■ **YOUR GOAL**: Using the listing below, please gather every line containing the word "true".

##### DATASET ENTRIES

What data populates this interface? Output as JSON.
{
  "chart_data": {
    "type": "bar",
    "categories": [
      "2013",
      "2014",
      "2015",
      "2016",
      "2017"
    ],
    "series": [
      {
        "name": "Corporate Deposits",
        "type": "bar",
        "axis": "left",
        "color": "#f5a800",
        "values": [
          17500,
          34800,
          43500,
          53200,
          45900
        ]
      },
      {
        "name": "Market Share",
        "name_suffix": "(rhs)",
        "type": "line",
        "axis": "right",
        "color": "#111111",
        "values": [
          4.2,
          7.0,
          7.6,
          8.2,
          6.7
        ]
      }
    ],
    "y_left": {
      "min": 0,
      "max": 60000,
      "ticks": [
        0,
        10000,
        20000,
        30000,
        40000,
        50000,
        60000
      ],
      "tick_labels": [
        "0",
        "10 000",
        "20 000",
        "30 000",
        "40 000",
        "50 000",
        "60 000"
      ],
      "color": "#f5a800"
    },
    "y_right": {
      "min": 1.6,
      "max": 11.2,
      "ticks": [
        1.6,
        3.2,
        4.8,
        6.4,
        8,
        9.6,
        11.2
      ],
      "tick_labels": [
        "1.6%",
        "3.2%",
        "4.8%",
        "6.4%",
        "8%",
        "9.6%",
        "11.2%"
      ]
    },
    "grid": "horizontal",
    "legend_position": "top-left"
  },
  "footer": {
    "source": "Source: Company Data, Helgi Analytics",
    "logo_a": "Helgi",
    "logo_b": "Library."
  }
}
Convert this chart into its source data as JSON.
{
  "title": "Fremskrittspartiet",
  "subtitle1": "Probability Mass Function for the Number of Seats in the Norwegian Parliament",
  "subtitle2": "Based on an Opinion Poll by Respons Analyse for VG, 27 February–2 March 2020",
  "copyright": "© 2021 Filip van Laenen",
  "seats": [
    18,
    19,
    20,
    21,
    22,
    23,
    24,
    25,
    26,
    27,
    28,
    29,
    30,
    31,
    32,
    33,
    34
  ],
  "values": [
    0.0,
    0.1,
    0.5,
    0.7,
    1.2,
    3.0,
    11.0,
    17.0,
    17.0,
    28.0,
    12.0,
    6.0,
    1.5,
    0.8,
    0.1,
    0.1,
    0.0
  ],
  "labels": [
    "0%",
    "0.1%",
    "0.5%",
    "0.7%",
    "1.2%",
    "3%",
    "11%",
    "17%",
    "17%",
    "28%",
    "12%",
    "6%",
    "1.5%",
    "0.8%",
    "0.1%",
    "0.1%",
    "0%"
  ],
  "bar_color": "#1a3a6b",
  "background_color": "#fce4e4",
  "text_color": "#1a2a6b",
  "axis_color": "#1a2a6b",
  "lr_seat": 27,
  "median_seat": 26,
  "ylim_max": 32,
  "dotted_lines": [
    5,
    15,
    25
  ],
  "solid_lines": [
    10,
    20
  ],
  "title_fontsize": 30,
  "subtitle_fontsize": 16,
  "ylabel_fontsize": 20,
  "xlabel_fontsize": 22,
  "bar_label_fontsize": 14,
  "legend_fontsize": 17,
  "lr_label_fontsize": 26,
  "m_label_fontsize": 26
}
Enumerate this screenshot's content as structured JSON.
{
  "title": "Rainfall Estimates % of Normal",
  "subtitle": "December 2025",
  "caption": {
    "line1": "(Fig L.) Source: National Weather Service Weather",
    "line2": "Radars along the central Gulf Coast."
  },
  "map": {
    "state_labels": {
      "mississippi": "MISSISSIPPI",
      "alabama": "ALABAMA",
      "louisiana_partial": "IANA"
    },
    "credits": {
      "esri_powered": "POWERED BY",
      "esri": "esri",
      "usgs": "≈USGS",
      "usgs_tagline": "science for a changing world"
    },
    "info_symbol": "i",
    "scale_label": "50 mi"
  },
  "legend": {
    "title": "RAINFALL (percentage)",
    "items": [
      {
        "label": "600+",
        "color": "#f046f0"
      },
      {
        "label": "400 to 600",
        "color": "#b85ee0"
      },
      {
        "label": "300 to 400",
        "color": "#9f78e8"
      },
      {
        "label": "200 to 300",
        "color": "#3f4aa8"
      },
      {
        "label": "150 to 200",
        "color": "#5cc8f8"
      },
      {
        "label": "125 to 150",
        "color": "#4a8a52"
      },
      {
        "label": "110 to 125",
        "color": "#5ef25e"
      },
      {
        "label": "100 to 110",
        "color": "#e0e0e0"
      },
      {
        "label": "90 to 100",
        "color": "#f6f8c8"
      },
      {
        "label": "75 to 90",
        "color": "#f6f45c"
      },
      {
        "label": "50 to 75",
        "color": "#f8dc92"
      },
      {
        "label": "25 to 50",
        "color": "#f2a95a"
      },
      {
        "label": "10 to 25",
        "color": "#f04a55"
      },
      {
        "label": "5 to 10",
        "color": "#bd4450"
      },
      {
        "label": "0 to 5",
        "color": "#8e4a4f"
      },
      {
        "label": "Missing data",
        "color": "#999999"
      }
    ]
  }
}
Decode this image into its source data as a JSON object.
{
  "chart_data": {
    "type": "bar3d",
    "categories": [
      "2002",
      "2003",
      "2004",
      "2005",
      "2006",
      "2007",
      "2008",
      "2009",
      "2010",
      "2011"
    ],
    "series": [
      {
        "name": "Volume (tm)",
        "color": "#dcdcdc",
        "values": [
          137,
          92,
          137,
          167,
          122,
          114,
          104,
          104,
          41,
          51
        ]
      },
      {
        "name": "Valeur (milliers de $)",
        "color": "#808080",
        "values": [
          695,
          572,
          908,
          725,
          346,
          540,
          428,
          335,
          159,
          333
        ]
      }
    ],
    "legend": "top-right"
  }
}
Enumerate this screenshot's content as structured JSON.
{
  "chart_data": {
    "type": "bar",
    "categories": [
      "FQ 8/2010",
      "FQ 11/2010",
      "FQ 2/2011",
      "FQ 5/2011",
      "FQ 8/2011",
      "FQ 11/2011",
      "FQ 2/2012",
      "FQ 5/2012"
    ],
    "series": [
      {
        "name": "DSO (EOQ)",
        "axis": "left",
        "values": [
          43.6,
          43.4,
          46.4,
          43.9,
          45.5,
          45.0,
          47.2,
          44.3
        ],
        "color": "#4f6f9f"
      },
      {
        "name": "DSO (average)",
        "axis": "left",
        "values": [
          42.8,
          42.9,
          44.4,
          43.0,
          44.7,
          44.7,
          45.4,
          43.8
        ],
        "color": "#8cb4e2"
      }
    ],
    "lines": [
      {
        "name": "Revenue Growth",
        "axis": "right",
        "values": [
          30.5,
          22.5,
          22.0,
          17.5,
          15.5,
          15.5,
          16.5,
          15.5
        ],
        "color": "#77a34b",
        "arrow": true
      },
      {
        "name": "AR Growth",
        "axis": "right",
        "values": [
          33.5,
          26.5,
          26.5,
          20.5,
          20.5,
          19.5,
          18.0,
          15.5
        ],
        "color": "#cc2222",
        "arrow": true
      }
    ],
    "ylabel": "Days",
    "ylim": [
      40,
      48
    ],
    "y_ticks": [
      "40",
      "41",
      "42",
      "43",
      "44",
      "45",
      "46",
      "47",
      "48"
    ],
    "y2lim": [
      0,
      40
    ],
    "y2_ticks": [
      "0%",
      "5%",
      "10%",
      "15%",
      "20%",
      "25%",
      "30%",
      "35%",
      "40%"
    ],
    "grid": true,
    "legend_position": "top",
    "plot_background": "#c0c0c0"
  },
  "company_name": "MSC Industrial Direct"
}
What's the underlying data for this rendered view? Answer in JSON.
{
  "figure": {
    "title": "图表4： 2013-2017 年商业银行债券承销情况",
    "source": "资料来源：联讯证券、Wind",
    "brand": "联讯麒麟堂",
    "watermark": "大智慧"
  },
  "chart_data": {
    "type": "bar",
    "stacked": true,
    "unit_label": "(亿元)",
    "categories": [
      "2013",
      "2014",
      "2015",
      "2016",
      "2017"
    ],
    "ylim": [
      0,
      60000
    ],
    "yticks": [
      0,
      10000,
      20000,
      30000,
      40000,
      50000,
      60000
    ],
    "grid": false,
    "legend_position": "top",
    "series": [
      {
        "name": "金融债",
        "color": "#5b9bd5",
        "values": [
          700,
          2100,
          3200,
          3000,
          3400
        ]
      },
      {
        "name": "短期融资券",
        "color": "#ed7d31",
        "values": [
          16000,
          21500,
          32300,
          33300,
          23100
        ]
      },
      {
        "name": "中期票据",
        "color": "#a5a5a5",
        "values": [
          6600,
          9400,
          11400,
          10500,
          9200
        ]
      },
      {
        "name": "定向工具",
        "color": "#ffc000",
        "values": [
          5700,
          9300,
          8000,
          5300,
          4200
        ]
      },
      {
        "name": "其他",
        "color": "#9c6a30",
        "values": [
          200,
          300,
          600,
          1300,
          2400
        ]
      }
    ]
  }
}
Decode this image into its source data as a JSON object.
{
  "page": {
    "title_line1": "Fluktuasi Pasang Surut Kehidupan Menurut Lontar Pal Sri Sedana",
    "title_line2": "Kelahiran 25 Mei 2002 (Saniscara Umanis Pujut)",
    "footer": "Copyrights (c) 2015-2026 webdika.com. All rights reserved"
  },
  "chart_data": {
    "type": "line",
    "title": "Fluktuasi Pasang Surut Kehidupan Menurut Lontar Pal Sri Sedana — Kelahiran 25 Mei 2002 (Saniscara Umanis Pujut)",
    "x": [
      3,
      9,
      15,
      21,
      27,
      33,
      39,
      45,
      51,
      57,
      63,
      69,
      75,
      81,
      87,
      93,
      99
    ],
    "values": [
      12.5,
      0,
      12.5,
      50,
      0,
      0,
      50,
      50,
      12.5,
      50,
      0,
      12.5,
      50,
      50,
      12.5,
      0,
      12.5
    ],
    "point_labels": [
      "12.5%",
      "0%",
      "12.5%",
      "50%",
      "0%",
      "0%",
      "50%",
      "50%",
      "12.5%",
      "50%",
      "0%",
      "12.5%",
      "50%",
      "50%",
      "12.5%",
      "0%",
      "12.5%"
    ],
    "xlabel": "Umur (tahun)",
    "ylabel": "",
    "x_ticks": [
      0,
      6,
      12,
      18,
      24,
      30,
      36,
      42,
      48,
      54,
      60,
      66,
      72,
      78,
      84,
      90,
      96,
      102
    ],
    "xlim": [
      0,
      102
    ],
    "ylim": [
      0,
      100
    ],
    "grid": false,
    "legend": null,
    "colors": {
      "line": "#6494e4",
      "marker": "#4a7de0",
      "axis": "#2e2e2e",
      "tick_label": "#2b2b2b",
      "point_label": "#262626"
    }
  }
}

##########

■ **COMPLETE RESPONSE**:
        "arrow": true
        "arrow": true
    "grid": true,
    "stacked": true,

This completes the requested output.